*** Exercise material

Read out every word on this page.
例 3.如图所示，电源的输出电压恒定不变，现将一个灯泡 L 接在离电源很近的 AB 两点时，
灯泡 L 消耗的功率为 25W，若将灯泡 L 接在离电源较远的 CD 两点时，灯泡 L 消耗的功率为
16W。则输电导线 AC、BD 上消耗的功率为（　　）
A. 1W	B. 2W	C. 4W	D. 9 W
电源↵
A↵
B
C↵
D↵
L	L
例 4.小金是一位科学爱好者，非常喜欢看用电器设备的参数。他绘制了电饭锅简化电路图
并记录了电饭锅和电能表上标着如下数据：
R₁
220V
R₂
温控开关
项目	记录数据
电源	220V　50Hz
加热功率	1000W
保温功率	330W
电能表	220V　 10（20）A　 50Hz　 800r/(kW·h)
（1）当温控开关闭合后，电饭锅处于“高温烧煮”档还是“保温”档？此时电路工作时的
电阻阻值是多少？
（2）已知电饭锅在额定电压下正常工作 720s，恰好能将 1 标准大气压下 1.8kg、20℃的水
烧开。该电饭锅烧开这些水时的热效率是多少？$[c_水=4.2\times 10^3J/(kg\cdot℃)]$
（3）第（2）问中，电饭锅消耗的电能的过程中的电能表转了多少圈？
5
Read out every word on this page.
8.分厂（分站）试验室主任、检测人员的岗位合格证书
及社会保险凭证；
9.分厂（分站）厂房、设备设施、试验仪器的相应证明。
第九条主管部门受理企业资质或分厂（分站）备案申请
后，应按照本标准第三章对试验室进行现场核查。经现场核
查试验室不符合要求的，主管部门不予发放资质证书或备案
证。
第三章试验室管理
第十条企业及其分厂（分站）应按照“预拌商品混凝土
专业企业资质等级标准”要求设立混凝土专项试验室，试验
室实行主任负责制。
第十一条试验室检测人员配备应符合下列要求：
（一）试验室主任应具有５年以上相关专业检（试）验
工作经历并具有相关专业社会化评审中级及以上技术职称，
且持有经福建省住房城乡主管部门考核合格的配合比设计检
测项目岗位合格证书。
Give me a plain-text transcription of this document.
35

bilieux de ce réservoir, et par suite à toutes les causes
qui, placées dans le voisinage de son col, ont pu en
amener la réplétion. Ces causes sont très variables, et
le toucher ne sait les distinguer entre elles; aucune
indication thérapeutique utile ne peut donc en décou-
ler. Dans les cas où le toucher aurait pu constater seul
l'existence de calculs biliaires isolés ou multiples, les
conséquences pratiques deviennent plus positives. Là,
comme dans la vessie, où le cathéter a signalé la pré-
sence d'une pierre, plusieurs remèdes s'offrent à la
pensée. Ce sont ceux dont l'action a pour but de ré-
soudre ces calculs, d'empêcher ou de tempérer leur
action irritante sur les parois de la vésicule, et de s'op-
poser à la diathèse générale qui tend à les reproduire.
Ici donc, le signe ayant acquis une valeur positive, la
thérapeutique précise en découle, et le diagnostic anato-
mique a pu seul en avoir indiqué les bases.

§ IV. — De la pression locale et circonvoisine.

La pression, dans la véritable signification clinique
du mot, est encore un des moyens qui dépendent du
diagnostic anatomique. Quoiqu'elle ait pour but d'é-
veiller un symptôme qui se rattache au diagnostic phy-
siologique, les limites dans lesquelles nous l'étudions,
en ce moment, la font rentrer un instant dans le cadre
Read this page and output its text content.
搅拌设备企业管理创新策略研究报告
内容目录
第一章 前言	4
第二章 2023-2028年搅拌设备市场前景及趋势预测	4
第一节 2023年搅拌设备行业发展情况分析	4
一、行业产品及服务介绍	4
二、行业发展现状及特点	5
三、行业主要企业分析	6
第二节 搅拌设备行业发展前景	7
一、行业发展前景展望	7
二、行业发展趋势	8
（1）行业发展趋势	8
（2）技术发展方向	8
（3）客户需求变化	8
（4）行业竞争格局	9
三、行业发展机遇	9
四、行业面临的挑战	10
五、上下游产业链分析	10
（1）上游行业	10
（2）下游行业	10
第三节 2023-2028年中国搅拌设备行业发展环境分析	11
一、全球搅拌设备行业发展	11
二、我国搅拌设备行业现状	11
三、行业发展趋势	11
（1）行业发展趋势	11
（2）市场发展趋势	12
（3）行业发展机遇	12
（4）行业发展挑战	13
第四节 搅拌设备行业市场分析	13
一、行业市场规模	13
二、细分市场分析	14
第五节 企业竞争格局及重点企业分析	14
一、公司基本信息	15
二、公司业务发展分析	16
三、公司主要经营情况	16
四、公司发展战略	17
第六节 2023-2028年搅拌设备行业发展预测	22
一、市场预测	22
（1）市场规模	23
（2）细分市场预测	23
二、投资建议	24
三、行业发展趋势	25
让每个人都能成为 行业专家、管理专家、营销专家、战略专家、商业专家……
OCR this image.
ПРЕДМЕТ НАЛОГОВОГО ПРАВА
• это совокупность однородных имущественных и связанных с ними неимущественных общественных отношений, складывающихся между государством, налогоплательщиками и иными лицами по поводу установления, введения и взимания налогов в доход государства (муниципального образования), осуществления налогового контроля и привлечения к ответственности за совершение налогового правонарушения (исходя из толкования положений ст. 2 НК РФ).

******

Exercise details. Reproduce the entire listing word for word.

Task answer.
Read out every word on this page.
例 3.如图所示，电源的输出电压恒定不变，现将一个灯泡 L 接在离电源很近的 AB 两点时，
灯泡 L 消耗的功率为 25W，若将灯泡 L 接在离电源较远的 CD 两点时，灯泡 L 消耗的功率为
16W。则输电导线 AC、BD 上消耗的功率为（　　）
A. 1W	B. 2W	C. 4W	D. 9 W
电源↵
A↵
B
C↵
D↵
L	L
例 4.小金是一位科学爱好者，非常喜欢看用电器设备的参数。他绘制了电饭锅简化电路图
并记录了电饭锅和电能表上标着如下数据：
R₁
220V
R₂
温控开关
项目	记录数据
电源	220V　50Hz
加热功率	1000W
保温功率	330W
电能表	220V　 10（20）A　 50Hz　 800r/(kW·h)
（1）当温控开关闭合后，电饭锅处于“高温烧煮”档还是“保温”档？此时电路工作时的
电阻阻值是多少？
（2）已知电饭锅在额定电压下正常工作 720s，恰好能将 1 标准大气压下 1.8kg、20℃的水
烧开。该电饭锅烧开这些水时的热效率是多少？$[c_水=4.2\times 10^3J/(kg\cdot℃)]$
（3）第（2）问中，电饭锅消耗的电能的过程中的电能表转了多少圈？
5
Read out every word on this page.
8.分厂（分站）试验室主任、检测人员的岗位合格证书
及社会保险凭证；
9.分厂（分站）厂房、设备设施、试验仪器的相应证明。
第九条主管部门受理企业资质或分厂（分站）备案申请
后，应按照本标准第三章对试验室进行现场核查。经现场核
查试验室不符合要求的，主管部门不予发放资质证书或备案
证。
第三章试验室管理
第十条企业及其分厂（分站）应按照“预拌商品混凝土
专业企业资质等级标准”要求设立混凝土专项试验室，试验
室实行主任负责制。
第十一条试验室检测人员配备应符合下列要求：
（一）试验室主任应具有５年以上相关专业检（试）验
工作经历并具有相关专业社会化评审中级及以上技术职称，
且持有经福建省住房城乡主管部门考核合格的配合比设计检
测项目岗位合格证书。
Give me a plain-text transcription of this document.
35

bilieux de ce réservoir, et par suite à toutes les causes
qui, placées dans le voisinage de son col, ont pu en
amener la réplétion. Ces causes sont très variables, et
le toucher ne sait les distinguer entre elles; aucune
indication thérapeutique utile ne peut donc en décou-
ler. Dans les cas où le toucher aurait pu constater seul
l'existence de calculs biliaires isolés ou multiples, les
conséquences pratiques deviennent plus positives. Là,
comme dans la vessie, où le cathéter a signalé la pré-
sence d'une pierre, plusieurs remèdes s'offrent à la
pensée. Ce sont ceux dont l'action a pour but de ré-
soudre ces calculs, d'empêcher ou de tempérer leur
action irritante sur les parois de la vésicule, et de s'op-
poser à la diathèse générale qui tend à les reproduire.
Ici donc, le signe ayant acquis une valeur positive, la
thérapeutique précise en découle, et le diagnostic anato-
mique a pu seul en avoir indiqué les bases.

§ IV. — De la pression locale et circonvoisine.

La pression, dans la véritable signification clinique
du mot, est encore un des moyens qui dépendent du
diagnostic anatomique. Quoiqu'elle ait pour but d'é-
veiller un symptôme qui se rattache au diagnostic phy-
siologique, les limites dans lesquelles nous l'étudions,
en ce moment, la font rentrer un instant dans le cadre
Read this page and output its text content.
搅拌设备企业管理创新策略研究报告
内容目录
第一章 前言	4
第二章 2023-2028年搅拌设备市场前景及趋势预测	4
第一节 2023年搅拌设备行业发展情况分析	4
一、行业产品及服务介绍	4
二、行业发展现状及特点	5
三、行业主要企业分析	6
第二节 搅拌设备行业发展前景	7
一、行业发展前景展望	7
二、行业发展趋势	8
（1）行业发展趋势	8
（2）技术发展方向	8
（3）客户需求变化	8
（4）行业竞争格局	9
三、行业发展机遇	9
四、行业面临的挑战	10
五、上下游产业链分析	10
（1）上游行业	10
（2）下游行业	10
第三节 2023-2028年中国搅拌设备行业发展环境分析	11
一、全球搅拌设备行业发展	11
二、我国搅拌设备行业现状	11
三、行业发展趋势	11
（1）行业发展趋势	11
（2）市场发展趋势	12
（3）行业发展机遇	12
（4）行业发展挑战	13
第四节 搅拌设备行业市场分析	13
一、行业市场规模	13
二、细分市场分析	14
第五节 企业竞争格局及重点企业分析	14
一、公司基本信息	15
二、公司业务发展分析	16
三、公司主要经营情况	16
四、公司发展战略	17
第六节 2023-2028年搅拌设备行业发展预测	22
一、市场预测	22
（1）市场规模	23
（2）细分市场预测	23
二、投资建议	24
三、行业发展趋势	25
让每个人都能成为 行业专家、管理专家、营销专家、战略专家、商业专家……
OCR this image.
ПРЕДМЕТ НАЛОГОВОГО ПРАВА
• это совокупность однородных имущественных и связанных с ними неимущественных общественных отношений, складывающихся между государством, налогоплательщиками и иными лицами по поводу установления, введения и взимания налогов в доход государства (муниципального образования), осуществления налогового контроля и привлечения к ответственности за совершение налогового правонарушения (исходя из толкования положений ст. 2 НК РФ).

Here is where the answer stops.